# START OF RECORD LIST

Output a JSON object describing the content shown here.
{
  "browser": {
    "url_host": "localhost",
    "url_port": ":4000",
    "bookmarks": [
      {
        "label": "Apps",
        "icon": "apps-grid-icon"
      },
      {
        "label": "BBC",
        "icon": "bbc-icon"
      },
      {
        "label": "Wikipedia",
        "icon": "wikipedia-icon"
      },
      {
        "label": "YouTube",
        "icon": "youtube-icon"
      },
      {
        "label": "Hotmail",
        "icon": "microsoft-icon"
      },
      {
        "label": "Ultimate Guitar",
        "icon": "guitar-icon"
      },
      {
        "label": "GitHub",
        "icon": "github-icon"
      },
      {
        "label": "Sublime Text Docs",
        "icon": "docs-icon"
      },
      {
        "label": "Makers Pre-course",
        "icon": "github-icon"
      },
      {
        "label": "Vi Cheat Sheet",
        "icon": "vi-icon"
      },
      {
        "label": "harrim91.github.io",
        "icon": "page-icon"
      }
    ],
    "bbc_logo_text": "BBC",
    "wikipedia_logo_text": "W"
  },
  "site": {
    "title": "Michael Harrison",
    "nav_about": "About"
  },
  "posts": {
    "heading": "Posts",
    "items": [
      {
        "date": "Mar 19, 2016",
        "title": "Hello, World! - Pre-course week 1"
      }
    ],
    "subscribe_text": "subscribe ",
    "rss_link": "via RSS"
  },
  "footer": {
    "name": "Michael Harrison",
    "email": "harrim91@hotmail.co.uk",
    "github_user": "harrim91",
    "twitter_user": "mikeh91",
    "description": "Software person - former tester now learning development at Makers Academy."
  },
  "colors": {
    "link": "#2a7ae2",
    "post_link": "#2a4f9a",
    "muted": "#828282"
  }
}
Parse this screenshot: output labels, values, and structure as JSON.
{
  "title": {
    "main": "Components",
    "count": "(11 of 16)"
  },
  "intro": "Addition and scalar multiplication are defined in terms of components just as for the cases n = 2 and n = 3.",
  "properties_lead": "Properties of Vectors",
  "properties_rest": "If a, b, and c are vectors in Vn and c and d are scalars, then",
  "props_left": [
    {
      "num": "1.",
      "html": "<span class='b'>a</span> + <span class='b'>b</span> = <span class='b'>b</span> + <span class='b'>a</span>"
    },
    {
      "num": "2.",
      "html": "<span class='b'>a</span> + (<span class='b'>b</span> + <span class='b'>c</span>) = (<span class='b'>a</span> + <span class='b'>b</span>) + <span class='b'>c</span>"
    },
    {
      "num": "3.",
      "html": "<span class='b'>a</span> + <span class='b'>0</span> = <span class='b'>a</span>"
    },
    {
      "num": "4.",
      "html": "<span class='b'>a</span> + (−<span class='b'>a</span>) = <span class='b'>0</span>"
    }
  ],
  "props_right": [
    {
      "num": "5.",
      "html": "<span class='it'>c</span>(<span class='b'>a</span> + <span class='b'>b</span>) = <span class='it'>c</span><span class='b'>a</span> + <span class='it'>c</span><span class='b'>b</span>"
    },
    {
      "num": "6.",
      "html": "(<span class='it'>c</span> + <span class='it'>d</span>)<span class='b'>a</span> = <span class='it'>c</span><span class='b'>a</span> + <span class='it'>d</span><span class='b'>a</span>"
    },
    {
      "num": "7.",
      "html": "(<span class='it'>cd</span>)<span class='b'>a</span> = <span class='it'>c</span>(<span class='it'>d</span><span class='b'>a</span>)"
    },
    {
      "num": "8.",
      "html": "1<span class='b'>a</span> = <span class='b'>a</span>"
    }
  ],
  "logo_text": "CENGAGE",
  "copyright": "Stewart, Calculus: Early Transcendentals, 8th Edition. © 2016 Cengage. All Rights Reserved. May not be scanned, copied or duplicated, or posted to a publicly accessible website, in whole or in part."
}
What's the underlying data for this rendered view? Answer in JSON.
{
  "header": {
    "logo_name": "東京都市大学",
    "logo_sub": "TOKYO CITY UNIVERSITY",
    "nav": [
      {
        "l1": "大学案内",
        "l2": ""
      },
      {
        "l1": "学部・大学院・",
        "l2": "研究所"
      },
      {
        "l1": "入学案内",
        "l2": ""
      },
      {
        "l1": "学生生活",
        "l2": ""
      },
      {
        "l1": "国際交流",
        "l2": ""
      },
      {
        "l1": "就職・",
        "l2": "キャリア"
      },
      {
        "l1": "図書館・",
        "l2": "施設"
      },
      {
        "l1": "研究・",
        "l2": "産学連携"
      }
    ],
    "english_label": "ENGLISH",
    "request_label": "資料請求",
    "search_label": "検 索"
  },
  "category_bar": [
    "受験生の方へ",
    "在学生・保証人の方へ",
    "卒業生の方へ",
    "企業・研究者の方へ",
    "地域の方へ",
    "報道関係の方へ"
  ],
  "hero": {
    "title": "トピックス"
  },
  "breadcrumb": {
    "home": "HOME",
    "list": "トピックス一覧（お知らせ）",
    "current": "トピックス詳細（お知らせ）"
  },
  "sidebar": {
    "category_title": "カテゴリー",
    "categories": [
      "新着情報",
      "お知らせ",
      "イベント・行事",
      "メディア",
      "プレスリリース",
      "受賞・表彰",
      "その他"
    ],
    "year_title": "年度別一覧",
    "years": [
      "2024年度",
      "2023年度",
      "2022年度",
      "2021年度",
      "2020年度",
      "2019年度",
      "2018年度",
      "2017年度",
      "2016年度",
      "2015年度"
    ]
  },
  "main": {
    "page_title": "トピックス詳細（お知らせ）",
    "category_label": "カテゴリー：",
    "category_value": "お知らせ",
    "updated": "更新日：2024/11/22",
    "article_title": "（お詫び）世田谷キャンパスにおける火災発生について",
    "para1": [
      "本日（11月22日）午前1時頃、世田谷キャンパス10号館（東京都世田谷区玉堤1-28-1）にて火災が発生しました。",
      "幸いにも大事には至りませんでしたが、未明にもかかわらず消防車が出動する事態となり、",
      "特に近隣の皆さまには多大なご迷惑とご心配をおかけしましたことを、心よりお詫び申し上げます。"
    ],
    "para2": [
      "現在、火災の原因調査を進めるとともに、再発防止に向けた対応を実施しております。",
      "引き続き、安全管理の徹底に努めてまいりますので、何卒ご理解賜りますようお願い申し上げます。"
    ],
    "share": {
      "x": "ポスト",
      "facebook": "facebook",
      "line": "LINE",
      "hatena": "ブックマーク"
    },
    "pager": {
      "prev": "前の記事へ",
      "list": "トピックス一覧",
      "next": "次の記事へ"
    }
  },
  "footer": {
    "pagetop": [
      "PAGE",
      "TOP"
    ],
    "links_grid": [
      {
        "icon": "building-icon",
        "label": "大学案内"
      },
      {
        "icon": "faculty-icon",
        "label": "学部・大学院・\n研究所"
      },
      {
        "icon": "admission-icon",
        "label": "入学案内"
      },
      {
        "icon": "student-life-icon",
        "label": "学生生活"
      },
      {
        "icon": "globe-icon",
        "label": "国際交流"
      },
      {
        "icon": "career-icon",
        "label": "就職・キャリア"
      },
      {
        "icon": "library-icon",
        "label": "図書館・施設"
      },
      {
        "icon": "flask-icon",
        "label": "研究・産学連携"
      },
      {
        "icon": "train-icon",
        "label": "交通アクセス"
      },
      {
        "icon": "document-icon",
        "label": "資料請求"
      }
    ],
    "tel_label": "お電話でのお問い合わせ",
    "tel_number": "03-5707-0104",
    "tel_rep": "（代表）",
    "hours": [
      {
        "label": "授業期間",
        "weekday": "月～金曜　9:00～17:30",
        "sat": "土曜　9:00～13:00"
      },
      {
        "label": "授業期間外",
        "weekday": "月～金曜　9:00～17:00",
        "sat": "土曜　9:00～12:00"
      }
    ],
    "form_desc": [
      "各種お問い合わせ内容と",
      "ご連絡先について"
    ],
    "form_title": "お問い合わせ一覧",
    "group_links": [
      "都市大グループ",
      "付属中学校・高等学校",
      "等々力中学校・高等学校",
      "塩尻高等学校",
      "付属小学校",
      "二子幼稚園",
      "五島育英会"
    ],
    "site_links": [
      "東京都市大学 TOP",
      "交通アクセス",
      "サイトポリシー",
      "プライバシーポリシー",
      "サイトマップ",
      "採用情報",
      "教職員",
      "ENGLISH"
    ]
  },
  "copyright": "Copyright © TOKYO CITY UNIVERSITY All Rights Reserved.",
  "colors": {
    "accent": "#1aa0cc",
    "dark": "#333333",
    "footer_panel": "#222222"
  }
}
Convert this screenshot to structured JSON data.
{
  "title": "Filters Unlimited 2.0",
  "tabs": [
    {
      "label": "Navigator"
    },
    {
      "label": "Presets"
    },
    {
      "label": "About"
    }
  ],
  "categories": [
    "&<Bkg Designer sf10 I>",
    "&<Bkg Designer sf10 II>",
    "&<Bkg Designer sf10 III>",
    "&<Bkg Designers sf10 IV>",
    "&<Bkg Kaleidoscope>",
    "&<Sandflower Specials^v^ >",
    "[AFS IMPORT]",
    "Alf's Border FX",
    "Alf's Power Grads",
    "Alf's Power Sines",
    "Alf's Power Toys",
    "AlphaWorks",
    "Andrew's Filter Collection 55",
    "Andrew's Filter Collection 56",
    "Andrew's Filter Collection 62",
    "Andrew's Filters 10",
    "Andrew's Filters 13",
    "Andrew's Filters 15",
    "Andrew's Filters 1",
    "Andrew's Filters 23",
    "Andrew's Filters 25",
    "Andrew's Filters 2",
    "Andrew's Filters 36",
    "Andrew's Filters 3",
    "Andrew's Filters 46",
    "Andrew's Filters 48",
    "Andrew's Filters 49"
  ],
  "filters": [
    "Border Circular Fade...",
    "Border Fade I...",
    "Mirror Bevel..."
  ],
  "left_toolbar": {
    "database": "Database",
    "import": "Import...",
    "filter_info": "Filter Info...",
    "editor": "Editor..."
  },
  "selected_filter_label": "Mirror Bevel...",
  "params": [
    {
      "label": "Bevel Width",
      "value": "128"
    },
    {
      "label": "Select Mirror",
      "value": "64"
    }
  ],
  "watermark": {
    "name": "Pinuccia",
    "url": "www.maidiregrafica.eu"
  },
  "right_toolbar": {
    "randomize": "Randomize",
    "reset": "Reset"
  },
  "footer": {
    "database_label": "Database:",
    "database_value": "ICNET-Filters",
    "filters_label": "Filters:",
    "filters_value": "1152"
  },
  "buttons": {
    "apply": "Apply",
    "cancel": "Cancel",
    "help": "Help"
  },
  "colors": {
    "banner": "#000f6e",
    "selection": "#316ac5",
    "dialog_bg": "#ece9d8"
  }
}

# END OF RECORD LIST

Extract each line holding the word "course" from the records.

_ANSWER IN FULL_
        "label": "Makers Pre-course",
        "title": "Hello, World! - Pre-course week 1"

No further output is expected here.